**The problem**
Write out the passage of the AMD memory article below between "AMD claims to" and "APUs take advantage.", inclusive, word for word.

**Text shown**
Skip to main content

AMD's HBM Promises Performance Unstifled By Power Constraints

It's been a long time coming; there have been rumblings for a while now that AMD's next generation graphics cards would implement a new memory architecture. There was talk about this being a 3D approach to memory design, but there were no clear details about what that meant. At least, that was the case before today.

AMD claims to have managed to create memory that has higher bandwidth than GDDR5, far better power efficiency than we've seen before, and takes up considerably less physical space while doing it.

Although we still don't know when it will come to market, and the company isn't yet talking specifics, we do know that the first iteration of High Bandwidth Memory (HBM) will be used initially in consumer graphics before being implemented across other divisions. The company sees many uses for HBM in the future and expects to see everything from Compute to APUs take advantage.

AMD started work on this project over seven years ago. When the engineers first sat down and started thinking about what problems lay ahead, it became apparent to them that bandwidth per watt would quickly become an issue. As bandwidth demands go up, the traditional solution has been to integrate more into the die. DRAM doesn't have that luxury, and yet its bandwidth demands rise as CPUs and GPUs get faster and faster. For GDDR5 to keep up, more power is required, and at a certain point that is no longer feasible.

**Data segment**

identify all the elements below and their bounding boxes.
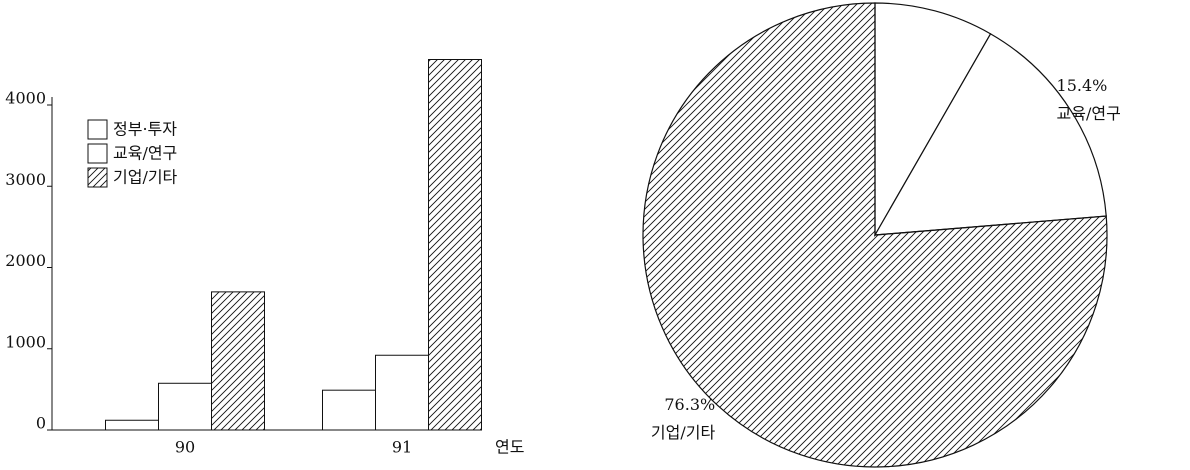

**Full output**
AMD claims to have managed to create memory that has higher bandwidth than GDDR5, far better power efficiency than we've seen before, and takes up considerably less physical space while doing it.

Although we still don't know when it will come to market, and the company isn't yet talking specifics, we do know that the first iteration of High Bandwidth Memory (HBM) will be used initially in consumer graphics before being implemented across other divisions. The company sees many uses for HBM in the future and expects to see everything from Compute to APUs take advantage.